■ INSTRUCTIONS TO FOLLOW
Print all records exactly, leaving nothing out.

■ PROVIDED RECORDS
◇ ◇ ◇ ◇ ◇
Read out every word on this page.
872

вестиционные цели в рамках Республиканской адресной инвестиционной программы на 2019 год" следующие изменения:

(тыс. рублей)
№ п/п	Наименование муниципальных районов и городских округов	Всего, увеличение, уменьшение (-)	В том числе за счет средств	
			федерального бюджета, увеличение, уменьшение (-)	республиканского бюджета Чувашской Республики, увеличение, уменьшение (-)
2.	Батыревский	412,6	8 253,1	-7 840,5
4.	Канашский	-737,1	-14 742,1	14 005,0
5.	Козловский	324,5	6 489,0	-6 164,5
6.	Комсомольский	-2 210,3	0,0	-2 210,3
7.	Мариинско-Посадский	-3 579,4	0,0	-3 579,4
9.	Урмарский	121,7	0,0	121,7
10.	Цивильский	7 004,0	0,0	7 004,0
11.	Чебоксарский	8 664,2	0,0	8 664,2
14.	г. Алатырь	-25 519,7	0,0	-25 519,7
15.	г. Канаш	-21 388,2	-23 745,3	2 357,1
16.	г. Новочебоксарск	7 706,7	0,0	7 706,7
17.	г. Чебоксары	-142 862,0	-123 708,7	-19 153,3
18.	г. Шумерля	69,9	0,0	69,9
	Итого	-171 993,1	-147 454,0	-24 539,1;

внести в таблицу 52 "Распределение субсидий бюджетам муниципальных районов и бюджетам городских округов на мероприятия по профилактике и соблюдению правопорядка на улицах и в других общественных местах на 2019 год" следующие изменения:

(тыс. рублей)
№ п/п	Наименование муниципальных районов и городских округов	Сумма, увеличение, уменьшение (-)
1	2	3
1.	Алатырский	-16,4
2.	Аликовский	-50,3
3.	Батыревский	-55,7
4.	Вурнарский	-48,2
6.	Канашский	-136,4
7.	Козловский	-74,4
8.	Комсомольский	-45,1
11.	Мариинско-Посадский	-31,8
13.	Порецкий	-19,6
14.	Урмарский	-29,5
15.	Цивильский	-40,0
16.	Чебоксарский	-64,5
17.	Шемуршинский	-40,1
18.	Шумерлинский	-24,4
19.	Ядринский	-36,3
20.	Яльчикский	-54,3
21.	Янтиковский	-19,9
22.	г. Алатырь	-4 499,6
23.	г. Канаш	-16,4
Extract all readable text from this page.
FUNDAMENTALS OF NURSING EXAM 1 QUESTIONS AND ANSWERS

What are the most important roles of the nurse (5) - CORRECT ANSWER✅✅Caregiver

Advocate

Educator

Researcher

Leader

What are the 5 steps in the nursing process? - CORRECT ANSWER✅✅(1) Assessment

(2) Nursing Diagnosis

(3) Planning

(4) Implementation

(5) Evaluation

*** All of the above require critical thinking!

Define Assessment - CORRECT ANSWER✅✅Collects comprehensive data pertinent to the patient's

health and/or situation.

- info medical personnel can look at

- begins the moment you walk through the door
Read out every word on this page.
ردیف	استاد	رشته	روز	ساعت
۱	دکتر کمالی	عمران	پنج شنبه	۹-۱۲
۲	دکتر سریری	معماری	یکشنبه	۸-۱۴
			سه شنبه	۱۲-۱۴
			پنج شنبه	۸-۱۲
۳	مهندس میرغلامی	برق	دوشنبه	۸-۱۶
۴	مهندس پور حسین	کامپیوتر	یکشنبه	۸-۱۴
◇ ◇ ◇ ◇ ◇
■ THE OUTPUT
Read out every word on this page.
872

вестиционные цели в рамках Республиканской адресной инвестиционной программы на 2019 год" следующие изменения:

(тыс. рублей)
№ п/п	Наименование муниципальных районов и городских округов	Всего, увеличение, уменьшение (-)	В том числе за счет средств	
			федерального бюджета, увеличение, уменьшение (-)	республиканского бюджета Чувашской Республики, увеличение, уменьшение (-)
2.	Батыревский	412,6	8 253,1	-7 840,5
4.	Канашский	-737,1	-14 742,1	14 005,0
5.	Козловский	324,5	6 489,0	-6 164,5
6.	Комсомольский	-2 210,3	0,0	-2 210,3
7.	Мариинско-Посадский	-3 579,4	0,0	-3 579,4
9.	Урмарский	121,7	0,0	121,7
10.	Цивильский	7 004,0	0,0	7 004,0
11.	Чебоксарский	8 664,2	0,0	8 664,2
14.	г. Алатырь	-25 519,7	0,0	-25 519,7
15.	г. Канаш	-21 388,2	-23 745,3	2 357,1
16.	г. Новочебоксарск	7 706,7	0,0	7 706,7
17.	г. Чебоксары	-142 862,0	-123 708,7	-19 153,3
18.	г. Шумерля	69,9	0,0	69,9
	Итого	-171 993,1	-147 454,0	-24 539,1;

внести в таблицу 52 "Распределение субсидий бюджетам муниципальных районов и бюджетам городских округов на мероприятия по профилактике и соблюдению правопорядка на улицах и в других общественных местах на 2019 год" следующие изменения:

(тыс. рублей)
№ п/п	Наименование муниципальных районов и городских округов	Сумма, увеличение, уменьшение (-)
1	2	3
1.	Алатырский	-16,4
2.	Аликовский	-50,3
3.	Батыревский	-55,7
4.	Вурнарский	-48,2
6.	Канашский	-136,4
7.	Козловский	-74,4
8.	Комсомольский	-45,1
11.	Мариинско-Посадский	-31,8
13.	Порецкий	-19,6
14.	Урмарский	-29,5
15.	Цивильский	-40,0
16.	Чебоксарский	-64,5
17.	Шемуршинский	-40,1
18.	Шумерлинский	-24,4
19.	Ядринский	-36,3
20.	Яльчикский	-54,3
21.	Янтиковский	-19,9
22.	г. Алатырь	-4 499,6
23.	г. Канаш	-16,4
Extract all readable text from this page.
FUNDAMENTALS OF NURSING EXAM 1 QUESTIONS AND ANSWERS

What are the most important roles of the nurse (5) - CORRECT ANSWER✅✅Caregiver

Advocate

Educator

Researcher

Leader

What are the 5 steps in the nursing process? - CORRECT ANSWER✅✅(1) Assessment

(2) Nursing Diagnosis

(3) Planning

(4) Implementation

(5) Evaluation

*** All of the above require critical thinking!

Define Assessment - CORRECT ANSWER✅✅Collects comprehensive data pertinent to the patient's

health and/or situation.

- info medical personnel can look at

- begins the moment you walk through the door
Read out every word on this page.
ردیف	استاد	رشته	روز	ساعت
۱	دکتر کمالی	عمران	پنج شنبه	۹-۱۲
۲	دکتر سریری	معماری	یکشنبه	۸-۱۴
			سه شنبه	۱۲-۱۴
			پنج شنبه	۸-۱۲
۳	مهندس میرغلامی	برق	دوشنبه	۸-۱۶
۴	مهندس پور حسین	کامپیوتر	یکشنبه	۸-۱۴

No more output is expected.